Data entries for graphics:
+++

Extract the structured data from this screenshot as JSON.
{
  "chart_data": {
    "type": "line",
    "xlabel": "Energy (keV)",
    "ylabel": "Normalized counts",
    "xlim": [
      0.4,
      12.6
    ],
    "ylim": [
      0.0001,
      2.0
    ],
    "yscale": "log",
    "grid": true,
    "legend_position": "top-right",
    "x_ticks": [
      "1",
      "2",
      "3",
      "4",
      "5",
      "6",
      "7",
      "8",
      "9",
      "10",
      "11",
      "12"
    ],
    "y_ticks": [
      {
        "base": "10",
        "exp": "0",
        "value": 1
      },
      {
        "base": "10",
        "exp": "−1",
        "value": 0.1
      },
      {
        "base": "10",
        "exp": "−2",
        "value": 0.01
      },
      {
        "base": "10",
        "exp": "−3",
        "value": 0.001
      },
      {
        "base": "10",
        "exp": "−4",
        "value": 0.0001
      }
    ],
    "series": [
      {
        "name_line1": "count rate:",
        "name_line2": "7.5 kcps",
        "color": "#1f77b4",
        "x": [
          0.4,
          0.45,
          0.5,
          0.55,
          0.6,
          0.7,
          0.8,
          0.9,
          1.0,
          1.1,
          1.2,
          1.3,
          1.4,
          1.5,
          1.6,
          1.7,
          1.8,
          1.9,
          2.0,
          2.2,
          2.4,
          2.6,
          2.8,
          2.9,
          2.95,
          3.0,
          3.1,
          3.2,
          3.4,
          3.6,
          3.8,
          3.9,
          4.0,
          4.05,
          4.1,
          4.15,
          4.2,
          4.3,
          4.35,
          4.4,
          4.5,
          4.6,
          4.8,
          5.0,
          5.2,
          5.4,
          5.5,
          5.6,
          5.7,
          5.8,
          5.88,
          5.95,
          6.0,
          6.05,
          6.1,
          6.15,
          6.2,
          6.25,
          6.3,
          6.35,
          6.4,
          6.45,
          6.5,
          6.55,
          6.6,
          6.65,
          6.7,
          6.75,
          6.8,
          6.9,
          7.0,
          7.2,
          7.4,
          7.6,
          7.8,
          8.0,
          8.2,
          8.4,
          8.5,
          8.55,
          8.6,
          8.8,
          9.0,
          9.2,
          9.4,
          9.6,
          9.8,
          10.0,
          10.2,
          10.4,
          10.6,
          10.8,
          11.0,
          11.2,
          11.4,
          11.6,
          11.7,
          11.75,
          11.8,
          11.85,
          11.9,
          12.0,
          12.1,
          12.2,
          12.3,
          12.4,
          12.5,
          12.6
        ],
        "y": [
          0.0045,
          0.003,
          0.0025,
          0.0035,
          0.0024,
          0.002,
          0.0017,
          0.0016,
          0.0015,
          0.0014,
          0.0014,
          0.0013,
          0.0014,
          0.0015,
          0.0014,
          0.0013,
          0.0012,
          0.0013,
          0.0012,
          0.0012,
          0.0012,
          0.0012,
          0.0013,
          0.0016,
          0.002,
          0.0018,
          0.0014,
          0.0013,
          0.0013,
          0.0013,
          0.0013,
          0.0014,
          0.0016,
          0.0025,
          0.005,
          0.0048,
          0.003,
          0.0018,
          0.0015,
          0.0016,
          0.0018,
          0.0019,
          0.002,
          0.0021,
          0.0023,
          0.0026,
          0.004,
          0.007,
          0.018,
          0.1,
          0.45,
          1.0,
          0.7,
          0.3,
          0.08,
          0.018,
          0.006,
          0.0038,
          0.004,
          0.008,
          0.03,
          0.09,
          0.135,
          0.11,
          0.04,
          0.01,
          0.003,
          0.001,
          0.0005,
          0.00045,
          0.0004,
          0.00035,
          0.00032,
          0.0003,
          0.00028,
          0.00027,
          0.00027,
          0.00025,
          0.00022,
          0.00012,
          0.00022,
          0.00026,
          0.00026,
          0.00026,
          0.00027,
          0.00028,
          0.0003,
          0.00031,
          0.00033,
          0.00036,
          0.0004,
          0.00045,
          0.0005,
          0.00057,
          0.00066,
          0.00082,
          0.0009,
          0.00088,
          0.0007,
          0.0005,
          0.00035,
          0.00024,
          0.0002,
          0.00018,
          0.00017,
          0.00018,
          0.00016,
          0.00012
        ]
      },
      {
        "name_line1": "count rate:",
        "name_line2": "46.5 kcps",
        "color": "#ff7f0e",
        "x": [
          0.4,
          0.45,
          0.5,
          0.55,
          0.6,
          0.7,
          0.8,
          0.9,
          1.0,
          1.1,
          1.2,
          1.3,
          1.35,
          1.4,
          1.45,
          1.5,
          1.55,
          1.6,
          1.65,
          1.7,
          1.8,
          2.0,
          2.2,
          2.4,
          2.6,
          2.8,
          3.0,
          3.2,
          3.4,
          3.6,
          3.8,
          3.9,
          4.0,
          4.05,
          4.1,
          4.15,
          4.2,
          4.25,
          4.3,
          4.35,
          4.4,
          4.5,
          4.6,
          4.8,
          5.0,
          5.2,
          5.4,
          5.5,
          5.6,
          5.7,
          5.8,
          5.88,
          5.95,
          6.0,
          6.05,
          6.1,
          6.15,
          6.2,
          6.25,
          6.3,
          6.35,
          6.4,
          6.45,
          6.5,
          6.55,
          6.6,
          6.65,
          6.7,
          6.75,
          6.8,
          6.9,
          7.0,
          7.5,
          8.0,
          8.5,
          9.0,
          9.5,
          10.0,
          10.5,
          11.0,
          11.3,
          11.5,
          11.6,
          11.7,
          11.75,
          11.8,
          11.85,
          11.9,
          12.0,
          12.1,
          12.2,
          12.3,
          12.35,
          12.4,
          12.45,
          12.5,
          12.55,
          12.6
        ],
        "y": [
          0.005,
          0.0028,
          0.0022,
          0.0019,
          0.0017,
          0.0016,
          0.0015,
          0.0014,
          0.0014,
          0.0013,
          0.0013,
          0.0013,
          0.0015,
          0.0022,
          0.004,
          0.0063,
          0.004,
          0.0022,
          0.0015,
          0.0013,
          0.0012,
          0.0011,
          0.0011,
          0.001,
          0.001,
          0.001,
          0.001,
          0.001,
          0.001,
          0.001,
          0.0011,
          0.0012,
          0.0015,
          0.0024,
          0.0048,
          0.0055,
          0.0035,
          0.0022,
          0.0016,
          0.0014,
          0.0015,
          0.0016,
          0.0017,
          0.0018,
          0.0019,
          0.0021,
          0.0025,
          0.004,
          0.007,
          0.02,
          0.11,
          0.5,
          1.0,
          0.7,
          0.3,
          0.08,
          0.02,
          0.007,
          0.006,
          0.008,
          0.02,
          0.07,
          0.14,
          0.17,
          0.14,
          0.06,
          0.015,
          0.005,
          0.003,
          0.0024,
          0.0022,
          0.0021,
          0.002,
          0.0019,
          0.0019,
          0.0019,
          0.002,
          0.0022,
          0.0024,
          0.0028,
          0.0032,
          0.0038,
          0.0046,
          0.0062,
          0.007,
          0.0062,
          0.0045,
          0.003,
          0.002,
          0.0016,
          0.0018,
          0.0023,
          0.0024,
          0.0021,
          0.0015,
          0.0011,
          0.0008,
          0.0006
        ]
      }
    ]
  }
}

+++

Write out every entry exactly as given.

**Reply:**
Extract the structured data from this screenshot as JSON.
{
  "chart_data": {
    "type": "line",
    "xlabel": "Energy (keV)",
    "ylabel": "Normalized counts",
    "xlim": [
      0.4,
      12.6
    ],
    "ylim": [
      0.0001,
      2.0
    ],
    "yscale": "log",
    "grid": true,
    "legend_position": "top-right",
    "x_ticks": [
      "1",
      "2",
      "3",
      "4",
      "5",
      "6",
      "7",
      "8",
      "9",
      "10",
      "11",
      "12"
    ],
    "y_ticks": [
      {
        "base": "10",
        "exp": "0",
        "value": 1
      },
      {
        "base": "10",
        "exp": "−1",
        "value": 0.1
      },
      {
        "base": "10",
        "exp": "−2",
        "value": 0.01
      },
      {
        "base": "10",
        "exp": "−3",
        "value": 0.001
      },
      {
        "base": "10",
        "exp": "−4",
        "value": 0.0001
      }
    ],
    "series": [
      {
        "name_line1": "count rate:",
        "name_line2": "7.5 kcps",
        "color": "#1f77b4",
        "x": [
          0.4,
          0.45,
          0.5,
          0.55,
          0.6,
          0.7,
          0.8,
          0.9,
          1.0,
          1.1,
          1.2,
          1.3,
          1.4,
          1.5,
          1.6,
          1.7,
          1.8,
          1.9,
          2.0,
          2.2,
          2.4,
          2.6,
          2.8,
          2.9,
          2.95,
          3.0,
          3.1,
          3.2,
          3.4,
          3.6,
          3.8,
          3.9,
          4.0,
          4.05,
          4.1,
          4.15,
          4.2,
          4.3,
          4.35,
          4.4,
          4.5,
          4.6,
          4.8,
          5.0,
          5.2,
          5.4,
          5.5,
          5.6,
          5.7,
          5.8,
          5.88,
          5.95,
          6.0,
          6.05,
          6.1,
          6.15,
          6.2,
          6.25,
          6.3,
          6.35,
          6.4,
          6.45,
          6.5,
          6.55,
          6.6,
          6.65,
          6.7,
          6.75,
          6.8,
          6.9,
          7.0,
          7.2,
          7.4,
          7.6,
          7.8,
          8.0,
          8.2,
          8.4,
          8.5,
          8.55,
          8.6,
          8.8,
          9.0,
          9.2,
          9.4,
          9.6,
          9.8,
          10.0,
          10.2,
          10.4,
          10.6,
          10.8,
          11.0,
          11.2,
          11.4,
          11.6,
          11.7,
          11.75,
          11.8,
          11.85,
          11.9,
          12.0,
          12.1,
          12.2,
          12.3,
          12.4,
          12.5,
          12.6
        ],
        "y": [
          0.0045,
          0.003,
          0.0025,
          0.0035,
          0.0024,
          0.002,
          0.0017,
          0.0016,
          0.0015,
          0.0014,
          0.0014,
          0.0013,
          0.0014,
          0.0015,
          0.0014,
          0.0013,
          0.0012,
          0.0013,
          0.0012,
          0.0012,
          0.0012,
          0.0012,
          0.0013,
          0.0016,
          0.002,
          0.0018,
          0.0014,
          0.0013,
          0.0013,
          0.0013,
          0.0013,
          0.0014,
          0.0016,
          0.0025,
          0.005,
          0.0048,
          0.003,
          0.0018,
          0.0015,
          0.0016,
          0.0018,
          0.0019,
          0.002,
          0.0021,
          0.0023,
          0.0026,
          0.004,
          0.007,
          0.018,
          0.1,
          0.45,
          1.0,
          0.7,
          0.3,
          0.08,
          0.018,
          0.006,
          0.0038,
          0.004,
          0.008,
          0.03,
          0.09,
          0.135,
          0.11,
          0.04,
          0.01,
          0.003,
          0.001,
          0.0005,
          0.00045,
          0.0004,
          0.00035,
          0.00032,
          0.0003,
          0.00028,
          0.00027,
          0.00027,
          0.00025,
          0.00022,
          0.00012,
          0.00022,
          0.00026,
          0.00026,
          0.00026,
          0.00027,
          0.00028,
          0.0003,
          0.00031,
          0.00033,
          0.00036,
          0.0004,
          0.00045,
          0.0005,
          0.00057,
          0.00066,
          0.00082,
          0.0009,
          0.00088,
          0.0007,
          0.0005,
          0.00035,
          0.00024,
          0.0002,
          0.00018,
          0.00017,
          0.00018,
          0.00016,
          0.00012
        ]
      },
      {
        "name_line1": "count rate:",
        "name_line2": "46.5 kcps",
        "color": "#ff7f0e",
        "x": [
          0.4,
          0.45,
          0.5,
          0.55,
          0.6,
          0.7,
          0.8,
          0.9,
          1.0,
          1.1,
          1.2,
          1.3,
          1.35,
          1.4,
          1.45,
          1.5,
          1.55,
          1.6,
          1.65,
          1.7,
          1.8,
          2.0,
          2.2,
          2.4,
          2.6,
          2.8,
          3.0,
          3.2,
          3.4,
          3.6,
          3.8,
          3.9,
          4.0,
          4.05,
          4.1,
          4.15,
          4.2,
          4.25,
          4.3,
          4.35,
          4.4,
          4.5,
          4.6,
          4.8,
          5.0,
          5.2,
          5.4,
          5.5,
          5.6,
          5.7,
          5.8,
          5.88,
          5.95,
          6.0,
          6.05,
          6.1,
          6.15,
          6.2,
          6.25,
          6.3,
          6.35,
          6.4,
          6.45,
          6.5,
          6.55,
          6.6,
          6.65,
          6.7,
          6.75,
          6.8,
          6.9,
          7.0,
          7.5,
          8.0,
          8.5,
          9.0,
          9.5,
          10.0,
          10.5,
          11.0,
          11.3,
          11.5,
          11.6,
          11.7,
          11.75,
          11.8,
          11.85,
          11.9,
          12.0,
          12.1,
          12.2,
          12.3,
          12.35,
          12.4,
          12.45,
          12.5,
          12.55,
          12.6
        ],
        "y": [
          0.005,
          0.0028,
          0.0022,
          0.0019,
          0.0017,
          0.0016,
          0.0015,
          0.0014,
          0.0014,
          0.0013,
          0.0013,
          0.0013,
          0.0015,
          0.0022,
          0.004,
          0.0063,
          0.004,
          0.0022,
          0.0015,
          0.0013,
          0.0012,
          0.0011,
          0.0011,
          0.001,
          0.001,
          0.001,
          0.001,
          0.001,
          0.001,
          0.001,
          0.0011,
          0.0012,
          0.0015,
          0.0024,
          0.0048,
          0.0055,
          0.0035,
          0.0022,
          0.0016,
          0.0014,
          0.0015,
          0.0016,
          0.0017,
          0.0018,
          0.0019,
          0.0021,
          0.0025,
          0.004,
          0.007,
          0.02,
          0.11,
          0.5,
          1.0,
          0.7,
          0.3,
          0.08,
          0.02,
          0.007,
          0.006,
          0.008,
          0.02,
          0.07,
          0.14,
          0.17,
          0.14,
          0.06,
          0.015,
          0.005,
          0.003,
          0.0024,
          0.0022,
          0.0021,
          0.002,
          0.0019,
          0.0019,
          0.0019,
          0.002,
          0.0022,
          0.0024,
          0.0028,
          0.0032,
          0.0038,
          0.0046,
          0.0062,
          0.007,
          0.0062,
          0.0045,
          0.003,
          0.002,
          0.0016,
          0.0018,
          0.0023,
          0.0024,
          0.0021,
          0.0015,
          0.0011,
          0.0008,
          0.0006
        ]
      }
    ]
  }
}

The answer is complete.